Dataset rows about figures:
----------
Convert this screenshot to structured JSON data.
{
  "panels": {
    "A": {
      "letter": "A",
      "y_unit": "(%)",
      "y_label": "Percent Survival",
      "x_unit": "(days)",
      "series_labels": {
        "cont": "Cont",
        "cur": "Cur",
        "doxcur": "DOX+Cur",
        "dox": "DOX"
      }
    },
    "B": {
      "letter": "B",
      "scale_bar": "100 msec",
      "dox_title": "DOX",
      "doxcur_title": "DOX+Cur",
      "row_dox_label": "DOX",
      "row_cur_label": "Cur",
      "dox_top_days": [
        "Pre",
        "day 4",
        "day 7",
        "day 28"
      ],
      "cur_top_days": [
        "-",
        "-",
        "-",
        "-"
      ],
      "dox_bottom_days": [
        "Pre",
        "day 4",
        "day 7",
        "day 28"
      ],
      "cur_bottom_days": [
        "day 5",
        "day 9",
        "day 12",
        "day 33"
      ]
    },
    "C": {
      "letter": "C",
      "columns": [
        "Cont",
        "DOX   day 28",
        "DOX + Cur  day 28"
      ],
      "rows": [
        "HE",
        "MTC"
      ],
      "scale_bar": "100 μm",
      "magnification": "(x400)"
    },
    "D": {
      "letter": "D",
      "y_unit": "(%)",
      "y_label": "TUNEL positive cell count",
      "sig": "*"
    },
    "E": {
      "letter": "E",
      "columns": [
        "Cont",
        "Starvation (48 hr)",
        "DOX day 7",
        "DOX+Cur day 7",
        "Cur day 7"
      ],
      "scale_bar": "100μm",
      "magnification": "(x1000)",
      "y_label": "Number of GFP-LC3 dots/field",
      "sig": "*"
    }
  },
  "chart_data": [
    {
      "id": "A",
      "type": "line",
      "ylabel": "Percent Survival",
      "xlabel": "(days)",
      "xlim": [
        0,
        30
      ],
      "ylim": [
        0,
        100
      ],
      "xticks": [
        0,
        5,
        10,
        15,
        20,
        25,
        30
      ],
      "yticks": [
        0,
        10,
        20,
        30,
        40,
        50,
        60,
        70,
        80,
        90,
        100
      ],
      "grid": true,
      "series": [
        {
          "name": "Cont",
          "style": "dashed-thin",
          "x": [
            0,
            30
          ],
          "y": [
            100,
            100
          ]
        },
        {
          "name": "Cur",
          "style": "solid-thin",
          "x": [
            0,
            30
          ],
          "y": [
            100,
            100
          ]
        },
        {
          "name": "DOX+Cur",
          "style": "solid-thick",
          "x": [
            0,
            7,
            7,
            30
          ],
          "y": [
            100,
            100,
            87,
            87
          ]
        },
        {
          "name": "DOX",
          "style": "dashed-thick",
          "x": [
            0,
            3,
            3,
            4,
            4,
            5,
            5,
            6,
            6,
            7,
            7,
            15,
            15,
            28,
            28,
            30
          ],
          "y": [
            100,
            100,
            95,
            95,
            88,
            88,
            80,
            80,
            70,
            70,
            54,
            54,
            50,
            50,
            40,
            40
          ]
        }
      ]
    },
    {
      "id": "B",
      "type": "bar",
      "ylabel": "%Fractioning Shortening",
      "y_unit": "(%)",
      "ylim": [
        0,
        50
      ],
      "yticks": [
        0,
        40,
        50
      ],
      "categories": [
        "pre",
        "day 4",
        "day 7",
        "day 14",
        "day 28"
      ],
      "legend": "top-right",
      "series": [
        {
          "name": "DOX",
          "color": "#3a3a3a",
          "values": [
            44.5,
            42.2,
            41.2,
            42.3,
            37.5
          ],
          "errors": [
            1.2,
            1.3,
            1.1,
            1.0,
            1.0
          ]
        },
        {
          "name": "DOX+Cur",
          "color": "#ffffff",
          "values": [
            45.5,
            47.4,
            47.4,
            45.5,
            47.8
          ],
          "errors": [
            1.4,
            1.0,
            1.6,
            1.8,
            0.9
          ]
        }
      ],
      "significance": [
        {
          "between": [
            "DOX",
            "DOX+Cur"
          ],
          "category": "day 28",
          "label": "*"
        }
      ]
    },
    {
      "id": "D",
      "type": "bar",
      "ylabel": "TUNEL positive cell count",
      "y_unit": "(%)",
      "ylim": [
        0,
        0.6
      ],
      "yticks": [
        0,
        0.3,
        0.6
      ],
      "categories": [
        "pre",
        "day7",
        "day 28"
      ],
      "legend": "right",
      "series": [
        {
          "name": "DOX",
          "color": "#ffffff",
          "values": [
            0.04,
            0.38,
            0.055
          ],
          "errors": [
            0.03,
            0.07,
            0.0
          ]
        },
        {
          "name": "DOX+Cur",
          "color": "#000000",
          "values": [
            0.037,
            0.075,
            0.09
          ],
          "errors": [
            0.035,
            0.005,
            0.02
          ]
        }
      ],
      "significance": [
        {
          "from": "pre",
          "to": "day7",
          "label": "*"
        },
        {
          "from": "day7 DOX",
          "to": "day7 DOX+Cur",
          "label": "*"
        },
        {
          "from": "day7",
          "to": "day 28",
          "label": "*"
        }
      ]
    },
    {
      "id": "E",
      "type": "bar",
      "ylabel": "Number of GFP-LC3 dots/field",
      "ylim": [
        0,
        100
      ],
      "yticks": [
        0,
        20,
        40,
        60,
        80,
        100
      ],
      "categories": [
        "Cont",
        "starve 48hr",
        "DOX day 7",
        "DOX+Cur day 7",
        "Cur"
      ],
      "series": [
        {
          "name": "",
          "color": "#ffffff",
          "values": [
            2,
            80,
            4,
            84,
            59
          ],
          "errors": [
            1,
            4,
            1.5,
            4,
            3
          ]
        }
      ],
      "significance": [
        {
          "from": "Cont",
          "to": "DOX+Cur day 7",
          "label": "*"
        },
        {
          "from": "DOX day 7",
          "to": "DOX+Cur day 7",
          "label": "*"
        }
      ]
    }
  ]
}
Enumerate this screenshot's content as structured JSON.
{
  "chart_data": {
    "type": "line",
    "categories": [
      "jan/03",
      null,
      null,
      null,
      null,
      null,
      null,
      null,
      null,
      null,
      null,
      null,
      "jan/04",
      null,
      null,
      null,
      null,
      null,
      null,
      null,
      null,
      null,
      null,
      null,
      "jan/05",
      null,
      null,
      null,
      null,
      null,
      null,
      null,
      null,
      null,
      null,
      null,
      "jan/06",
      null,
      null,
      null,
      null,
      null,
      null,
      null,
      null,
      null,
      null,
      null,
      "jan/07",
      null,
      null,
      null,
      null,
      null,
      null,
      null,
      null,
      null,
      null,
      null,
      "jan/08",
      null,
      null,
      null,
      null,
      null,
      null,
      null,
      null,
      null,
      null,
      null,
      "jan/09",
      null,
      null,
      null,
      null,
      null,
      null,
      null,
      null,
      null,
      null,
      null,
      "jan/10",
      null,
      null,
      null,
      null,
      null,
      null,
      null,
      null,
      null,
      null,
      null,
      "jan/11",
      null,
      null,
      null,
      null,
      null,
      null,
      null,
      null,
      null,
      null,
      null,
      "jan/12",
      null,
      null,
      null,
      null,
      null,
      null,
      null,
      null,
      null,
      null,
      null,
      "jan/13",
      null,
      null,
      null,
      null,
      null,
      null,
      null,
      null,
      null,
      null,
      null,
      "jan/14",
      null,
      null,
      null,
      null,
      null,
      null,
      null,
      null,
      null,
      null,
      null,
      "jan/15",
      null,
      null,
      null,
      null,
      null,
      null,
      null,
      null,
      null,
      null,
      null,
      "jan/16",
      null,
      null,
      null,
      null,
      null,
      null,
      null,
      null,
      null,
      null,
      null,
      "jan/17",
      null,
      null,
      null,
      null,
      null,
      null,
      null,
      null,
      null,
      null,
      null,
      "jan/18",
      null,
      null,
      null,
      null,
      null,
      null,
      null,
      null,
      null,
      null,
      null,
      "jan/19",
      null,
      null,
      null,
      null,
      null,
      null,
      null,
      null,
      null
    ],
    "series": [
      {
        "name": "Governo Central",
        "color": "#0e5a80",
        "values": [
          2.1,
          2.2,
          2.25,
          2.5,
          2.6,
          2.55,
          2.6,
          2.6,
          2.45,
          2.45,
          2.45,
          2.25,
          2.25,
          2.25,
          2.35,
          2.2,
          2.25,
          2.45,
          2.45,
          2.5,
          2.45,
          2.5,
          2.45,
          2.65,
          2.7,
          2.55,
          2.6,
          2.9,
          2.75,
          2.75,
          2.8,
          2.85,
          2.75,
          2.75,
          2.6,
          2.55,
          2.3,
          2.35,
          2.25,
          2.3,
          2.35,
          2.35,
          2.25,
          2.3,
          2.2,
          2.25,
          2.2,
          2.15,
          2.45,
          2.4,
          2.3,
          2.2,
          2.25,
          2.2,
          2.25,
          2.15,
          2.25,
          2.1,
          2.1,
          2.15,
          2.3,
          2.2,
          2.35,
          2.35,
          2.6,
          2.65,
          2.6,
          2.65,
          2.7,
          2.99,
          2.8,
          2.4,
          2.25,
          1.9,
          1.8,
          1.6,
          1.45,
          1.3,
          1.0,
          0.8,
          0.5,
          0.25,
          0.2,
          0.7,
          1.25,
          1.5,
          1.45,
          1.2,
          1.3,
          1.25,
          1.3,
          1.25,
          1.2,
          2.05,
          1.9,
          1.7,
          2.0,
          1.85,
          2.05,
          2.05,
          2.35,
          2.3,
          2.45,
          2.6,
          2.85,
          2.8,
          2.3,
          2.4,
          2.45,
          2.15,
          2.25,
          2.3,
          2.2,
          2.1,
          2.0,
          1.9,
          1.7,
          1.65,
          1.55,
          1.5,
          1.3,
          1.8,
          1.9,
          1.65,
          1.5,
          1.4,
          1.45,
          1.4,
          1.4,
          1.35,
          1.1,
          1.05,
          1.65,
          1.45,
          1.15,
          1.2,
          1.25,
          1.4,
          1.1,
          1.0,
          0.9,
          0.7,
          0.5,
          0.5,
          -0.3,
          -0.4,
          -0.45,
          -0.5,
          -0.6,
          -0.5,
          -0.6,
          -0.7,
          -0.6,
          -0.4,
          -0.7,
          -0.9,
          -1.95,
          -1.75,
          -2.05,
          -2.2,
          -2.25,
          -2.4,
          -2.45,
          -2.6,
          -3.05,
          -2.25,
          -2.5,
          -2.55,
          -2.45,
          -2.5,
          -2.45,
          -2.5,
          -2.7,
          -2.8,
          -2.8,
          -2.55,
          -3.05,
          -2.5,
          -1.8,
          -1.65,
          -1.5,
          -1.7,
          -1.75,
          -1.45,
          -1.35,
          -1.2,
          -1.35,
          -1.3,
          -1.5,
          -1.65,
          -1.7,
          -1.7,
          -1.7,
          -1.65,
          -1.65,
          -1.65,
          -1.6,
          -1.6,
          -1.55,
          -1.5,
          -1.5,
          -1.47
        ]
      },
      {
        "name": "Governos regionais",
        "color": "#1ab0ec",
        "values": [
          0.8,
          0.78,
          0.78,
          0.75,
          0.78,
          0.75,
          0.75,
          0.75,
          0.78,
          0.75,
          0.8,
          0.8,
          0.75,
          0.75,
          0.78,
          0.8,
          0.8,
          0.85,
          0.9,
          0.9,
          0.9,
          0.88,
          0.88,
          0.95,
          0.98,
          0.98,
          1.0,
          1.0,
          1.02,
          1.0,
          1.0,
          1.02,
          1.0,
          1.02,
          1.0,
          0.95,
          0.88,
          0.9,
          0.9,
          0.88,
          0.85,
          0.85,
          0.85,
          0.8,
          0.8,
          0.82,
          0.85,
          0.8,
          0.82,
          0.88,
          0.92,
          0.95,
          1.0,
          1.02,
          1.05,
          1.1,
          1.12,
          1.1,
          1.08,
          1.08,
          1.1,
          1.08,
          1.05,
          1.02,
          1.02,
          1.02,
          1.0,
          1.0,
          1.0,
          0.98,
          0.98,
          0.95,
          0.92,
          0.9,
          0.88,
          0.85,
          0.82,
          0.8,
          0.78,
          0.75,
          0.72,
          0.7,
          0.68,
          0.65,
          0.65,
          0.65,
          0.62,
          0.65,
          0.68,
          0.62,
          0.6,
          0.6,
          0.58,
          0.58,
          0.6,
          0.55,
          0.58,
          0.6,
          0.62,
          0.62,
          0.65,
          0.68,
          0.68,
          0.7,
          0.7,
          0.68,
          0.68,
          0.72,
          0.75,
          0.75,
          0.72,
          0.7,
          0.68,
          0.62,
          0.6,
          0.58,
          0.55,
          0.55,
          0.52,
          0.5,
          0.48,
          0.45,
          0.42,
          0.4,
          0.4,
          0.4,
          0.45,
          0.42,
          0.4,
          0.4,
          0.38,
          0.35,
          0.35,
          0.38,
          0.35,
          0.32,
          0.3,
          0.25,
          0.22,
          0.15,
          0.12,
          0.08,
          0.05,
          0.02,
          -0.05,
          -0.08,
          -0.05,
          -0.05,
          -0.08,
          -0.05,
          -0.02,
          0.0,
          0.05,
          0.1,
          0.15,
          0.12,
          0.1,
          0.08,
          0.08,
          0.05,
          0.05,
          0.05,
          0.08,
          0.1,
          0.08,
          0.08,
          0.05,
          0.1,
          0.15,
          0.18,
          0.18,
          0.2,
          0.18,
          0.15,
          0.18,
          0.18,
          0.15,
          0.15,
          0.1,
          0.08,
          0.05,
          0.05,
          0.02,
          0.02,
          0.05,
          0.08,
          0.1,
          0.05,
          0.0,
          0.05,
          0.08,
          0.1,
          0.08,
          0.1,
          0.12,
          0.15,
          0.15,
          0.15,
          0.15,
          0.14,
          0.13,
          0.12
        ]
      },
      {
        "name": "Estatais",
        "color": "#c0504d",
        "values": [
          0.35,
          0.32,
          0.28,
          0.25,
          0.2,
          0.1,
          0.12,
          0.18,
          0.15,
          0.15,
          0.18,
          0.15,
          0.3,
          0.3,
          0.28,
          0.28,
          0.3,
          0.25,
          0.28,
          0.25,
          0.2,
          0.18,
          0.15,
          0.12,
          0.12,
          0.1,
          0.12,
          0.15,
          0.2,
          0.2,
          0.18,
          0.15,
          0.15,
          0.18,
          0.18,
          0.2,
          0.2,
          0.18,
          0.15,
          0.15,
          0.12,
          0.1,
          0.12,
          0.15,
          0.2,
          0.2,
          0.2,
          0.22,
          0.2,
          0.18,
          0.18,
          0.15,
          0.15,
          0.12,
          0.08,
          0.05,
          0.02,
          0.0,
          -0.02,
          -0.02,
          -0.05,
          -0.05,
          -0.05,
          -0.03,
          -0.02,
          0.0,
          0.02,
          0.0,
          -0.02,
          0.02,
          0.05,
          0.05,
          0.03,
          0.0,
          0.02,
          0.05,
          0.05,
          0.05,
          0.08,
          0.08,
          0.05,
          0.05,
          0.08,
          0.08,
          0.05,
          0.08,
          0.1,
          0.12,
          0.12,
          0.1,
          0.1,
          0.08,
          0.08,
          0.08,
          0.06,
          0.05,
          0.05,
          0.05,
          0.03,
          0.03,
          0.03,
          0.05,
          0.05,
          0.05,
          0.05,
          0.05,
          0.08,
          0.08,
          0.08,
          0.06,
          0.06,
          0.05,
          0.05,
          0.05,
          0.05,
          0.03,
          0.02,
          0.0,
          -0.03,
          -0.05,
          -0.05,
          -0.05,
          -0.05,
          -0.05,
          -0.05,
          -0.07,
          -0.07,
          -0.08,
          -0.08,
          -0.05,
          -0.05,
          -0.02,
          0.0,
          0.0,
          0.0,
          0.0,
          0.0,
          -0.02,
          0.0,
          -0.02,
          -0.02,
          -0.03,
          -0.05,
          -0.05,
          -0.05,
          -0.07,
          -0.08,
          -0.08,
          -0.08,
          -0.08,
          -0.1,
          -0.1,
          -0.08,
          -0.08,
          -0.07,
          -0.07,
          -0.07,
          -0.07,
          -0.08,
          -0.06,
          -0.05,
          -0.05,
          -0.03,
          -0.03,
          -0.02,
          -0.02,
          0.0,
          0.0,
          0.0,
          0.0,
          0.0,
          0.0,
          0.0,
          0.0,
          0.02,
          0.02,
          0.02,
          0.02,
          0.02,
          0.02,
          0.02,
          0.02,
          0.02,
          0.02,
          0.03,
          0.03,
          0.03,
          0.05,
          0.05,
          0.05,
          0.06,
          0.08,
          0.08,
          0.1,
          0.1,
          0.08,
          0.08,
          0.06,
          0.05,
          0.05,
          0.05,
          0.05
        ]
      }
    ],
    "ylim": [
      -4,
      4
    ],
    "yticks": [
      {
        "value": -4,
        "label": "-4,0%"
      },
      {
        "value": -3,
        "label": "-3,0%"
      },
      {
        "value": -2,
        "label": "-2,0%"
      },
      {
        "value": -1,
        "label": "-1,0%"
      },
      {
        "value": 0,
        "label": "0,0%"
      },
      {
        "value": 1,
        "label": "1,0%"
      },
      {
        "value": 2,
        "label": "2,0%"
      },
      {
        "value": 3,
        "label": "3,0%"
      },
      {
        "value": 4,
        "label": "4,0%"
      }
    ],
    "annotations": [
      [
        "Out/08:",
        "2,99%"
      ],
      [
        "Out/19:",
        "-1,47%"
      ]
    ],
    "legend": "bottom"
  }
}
----------
_Task goal_
Look through the entries above and list every line containing "letter".

_Correct output_
      "letter": "A",
      "letter": "B",
      "letter": "C",
      "letter": "D",
      "letter": "E",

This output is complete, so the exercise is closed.